● **Available records**
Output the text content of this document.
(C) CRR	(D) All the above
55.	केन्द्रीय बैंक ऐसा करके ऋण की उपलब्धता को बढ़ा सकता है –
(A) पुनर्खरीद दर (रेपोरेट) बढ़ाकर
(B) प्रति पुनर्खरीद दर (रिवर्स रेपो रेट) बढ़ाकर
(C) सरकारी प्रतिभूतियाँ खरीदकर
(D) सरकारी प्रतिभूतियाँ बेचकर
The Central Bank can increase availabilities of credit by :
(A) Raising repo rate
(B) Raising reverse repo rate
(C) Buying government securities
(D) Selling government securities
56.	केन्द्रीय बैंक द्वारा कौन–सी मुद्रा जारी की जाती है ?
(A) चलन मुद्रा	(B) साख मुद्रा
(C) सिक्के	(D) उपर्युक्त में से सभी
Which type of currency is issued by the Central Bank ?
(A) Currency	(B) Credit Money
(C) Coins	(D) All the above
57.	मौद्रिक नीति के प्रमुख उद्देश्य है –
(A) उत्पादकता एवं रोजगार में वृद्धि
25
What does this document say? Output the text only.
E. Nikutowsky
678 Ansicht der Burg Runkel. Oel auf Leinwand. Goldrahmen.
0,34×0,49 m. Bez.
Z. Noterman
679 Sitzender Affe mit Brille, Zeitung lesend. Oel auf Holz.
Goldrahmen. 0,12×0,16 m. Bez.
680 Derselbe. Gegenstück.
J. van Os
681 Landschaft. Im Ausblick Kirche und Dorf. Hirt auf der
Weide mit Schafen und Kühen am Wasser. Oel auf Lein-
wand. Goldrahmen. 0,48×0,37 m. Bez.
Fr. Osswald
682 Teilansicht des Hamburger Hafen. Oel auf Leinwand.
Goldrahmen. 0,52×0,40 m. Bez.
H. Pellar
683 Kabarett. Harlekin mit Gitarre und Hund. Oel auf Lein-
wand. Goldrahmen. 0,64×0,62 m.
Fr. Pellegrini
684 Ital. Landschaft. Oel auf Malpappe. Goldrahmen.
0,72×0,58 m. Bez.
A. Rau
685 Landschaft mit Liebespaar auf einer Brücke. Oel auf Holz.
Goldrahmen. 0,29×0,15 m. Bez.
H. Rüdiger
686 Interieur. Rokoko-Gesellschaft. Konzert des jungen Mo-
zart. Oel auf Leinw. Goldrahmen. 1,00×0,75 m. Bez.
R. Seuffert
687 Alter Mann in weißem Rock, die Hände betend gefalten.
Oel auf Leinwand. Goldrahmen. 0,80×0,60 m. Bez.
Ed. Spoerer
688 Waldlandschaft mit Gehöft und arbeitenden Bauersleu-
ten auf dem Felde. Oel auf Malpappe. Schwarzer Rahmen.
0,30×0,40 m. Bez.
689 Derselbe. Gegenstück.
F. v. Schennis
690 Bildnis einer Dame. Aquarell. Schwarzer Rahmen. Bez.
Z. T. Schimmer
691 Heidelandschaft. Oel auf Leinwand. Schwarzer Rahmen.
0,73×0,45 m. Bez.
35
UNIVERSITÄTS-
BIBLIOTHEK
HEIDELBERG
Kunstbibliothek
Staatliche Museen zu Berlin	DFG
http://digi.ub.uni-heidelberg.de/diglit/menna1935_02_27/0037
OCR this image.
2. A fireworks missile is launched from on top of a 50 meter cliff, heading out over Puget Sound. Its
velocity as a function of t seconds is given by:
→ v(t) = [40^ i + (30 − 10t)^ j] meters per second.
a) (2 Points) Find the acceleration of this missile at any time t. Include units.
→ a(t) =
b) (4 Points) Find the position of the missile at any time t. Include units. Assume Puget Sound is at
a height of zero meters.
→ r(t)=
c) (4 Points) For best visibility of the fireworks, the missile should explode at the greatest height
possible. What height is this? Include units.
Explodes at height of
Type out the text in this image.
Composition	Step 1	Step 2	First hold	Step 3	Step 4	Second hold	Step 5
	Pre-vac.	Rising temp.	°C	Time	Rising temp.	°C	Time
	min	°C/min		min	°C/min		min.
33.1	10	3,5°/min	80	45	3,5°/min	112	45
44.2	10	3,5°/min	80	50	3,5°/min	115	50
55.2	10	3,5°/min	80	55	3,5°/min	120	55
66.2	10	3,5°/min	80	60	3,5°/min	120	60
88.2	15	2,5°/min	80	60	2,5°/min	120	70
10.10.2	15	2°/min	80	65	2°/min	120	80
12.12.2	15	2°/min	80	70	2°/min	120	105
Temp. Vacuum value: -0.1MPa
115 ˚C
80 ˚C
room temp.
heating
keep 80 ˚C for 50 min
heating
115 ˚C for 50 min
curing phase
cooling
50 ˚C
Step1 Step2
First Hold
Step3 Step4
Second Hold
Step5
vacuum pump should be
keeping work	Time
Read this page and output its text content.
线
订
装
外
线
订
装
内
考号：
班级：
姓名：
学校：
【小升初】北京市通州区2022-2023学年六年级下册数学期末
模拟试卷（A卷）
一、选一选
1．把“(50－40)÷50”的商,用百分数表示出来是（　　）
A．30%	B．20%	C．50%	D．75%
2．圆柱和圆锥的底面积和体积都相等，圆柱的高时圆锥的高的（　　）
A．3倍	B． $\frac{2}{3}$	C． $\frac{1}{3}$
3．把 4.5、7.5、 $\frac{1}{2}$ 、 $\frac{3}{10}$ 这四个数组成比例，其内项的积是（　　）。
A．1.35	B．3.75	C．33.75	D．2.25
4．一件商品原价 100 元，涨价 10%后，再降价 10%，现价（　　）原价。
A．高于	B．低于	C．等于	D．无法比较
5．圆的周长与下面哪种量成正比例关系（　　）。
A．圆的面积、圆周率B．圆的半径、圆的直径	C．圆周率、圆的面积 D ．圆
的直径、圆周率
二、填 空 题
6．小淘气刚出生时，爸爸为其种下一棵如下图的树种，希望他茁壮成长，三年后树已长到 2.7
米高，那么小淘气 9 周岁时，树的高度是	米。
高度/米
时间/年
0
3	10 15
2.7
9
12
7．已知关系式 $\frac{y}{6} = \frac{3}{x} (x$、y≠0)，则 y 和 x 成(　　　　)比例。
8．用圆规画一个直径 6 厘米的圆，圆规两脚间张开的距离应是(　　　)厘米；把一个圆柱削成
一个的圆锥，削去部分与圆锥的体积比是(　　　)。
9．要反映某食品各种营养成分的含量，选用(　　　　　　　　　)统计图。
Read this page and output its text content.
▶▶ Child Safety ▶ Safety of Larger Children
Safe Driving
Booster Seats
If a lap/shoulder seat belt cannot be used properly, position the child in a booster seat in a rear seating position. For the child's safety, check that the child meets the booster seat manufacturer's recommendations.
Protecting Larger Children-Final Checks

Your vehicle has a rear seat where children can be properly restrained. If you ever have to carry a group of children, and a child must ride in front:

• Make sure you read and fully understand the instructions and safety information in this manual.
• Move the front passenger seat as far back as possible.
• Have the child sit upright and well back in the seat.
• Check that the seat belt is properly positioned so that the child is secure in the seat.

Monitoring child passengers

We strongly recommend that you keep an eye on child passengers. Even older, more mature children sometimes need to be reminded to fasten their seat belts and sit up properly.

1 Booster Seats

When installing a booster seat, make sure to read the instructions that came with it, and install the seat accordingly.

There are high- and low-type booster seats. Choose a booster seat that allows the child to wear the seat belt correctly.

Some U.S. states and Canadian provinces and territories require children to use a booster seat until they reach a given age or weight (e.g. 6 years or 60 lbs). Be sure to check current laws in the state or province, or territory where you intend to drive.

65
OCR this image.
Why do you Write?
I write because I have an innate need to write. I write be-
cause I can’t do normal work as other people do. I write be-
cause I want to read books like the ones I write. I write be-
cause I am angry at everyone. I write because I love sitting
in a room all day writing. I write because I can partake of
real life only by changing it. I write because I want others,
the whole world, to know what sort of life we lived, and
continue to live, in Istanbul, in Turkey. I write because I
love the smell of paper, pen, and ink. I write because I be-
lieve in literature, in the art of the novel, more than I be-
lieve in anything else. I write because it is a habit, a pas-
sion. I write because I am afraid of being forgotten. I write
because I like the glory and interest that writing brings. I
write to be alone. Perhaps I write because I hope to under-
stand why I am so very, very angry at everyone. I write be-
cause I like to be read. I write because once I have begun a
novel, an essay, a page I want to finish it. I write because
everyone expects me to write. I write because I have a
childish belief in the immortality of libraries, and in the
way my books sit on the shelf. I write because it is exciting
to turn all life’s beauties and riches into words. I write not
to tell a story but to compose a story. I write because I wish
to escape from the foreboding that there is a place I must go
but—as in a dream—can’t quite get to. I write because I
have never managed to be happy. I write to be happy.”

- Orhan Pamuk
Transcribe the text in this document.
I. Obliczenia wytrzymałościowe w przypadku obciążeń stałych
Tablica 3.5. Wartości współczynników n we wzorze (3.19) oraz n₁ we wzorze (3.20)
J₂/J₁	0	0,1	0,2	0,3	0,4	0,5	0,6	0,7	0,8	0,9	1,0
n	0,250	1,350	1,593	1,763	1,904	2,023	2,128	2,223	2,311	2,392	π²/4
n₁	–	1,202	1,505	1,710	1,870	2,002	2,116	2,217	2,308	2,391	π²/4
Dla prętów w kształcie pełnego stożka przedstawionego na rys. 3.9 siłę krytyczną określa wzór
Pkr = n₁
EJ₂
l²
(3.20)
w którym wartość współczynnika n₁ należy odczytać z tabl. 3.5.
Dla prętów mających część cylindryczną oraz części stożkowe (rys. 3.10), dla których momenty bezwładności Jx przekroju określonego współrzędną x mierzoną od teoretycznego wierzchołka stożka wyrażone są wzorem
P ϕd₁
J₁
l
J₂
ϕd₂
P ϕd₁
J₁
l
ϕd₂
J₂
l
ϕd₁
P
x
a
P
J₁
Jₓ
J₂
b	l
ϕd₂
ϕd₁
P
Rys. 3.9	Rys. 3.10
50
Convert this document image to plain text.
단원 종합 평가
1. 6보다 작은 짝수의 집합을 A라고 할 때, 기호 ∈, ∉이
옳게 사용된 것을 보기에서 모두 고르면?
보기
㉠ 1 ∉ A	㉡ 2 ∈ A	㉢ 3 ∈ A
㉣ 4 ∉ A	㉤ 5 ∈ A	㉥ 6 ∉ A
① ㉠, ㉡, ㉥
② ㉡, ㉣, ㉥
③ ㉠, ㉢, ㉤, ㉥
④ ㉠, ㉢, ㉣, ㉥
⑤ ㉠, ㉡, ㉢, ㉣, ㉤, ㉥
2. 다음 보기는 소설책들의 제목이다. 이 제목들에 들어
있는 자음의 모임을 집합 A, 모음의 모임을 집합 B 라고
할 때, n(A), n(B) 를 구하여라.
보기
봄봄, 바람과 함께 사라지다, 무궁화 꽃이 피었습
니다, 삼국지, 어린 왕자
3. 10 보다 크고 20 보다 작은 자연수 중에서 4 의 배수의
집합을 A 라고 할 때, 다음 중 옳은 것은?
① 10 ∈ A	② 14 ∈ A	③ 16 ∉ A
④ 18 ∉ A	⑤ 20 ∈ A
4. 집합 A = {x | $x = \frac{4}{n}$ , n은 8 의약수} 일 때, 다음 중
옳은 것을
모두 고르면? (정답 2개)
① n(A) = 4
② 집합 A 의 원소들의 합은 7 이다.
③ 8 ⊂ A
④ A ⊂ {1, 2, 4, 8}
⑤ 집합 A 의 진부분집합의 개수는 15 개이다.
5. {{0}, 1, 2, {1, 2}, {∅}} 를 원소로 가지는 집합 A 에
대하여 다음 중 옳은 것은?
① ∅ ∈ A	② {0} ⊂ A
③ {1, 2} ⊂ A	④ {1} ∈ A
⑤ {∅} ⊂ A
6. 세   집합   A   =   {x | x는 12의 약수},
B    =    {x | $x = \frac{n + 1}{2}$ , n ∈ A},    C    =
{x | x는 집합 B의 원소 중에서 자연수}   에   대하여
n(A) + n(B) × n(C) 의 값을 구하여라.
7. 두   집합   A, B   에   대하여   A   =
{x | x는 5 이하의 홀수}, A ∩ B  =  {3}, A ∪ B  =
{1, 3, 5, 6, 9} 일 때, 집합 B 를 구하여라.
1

● **Instruction**
Show, from the listing above, each line that contains the word "angry".

● **Output of the task**
cause I am angry at everyone. I write because I love sitting
stand why I am so very, very angry at everyone. I write be-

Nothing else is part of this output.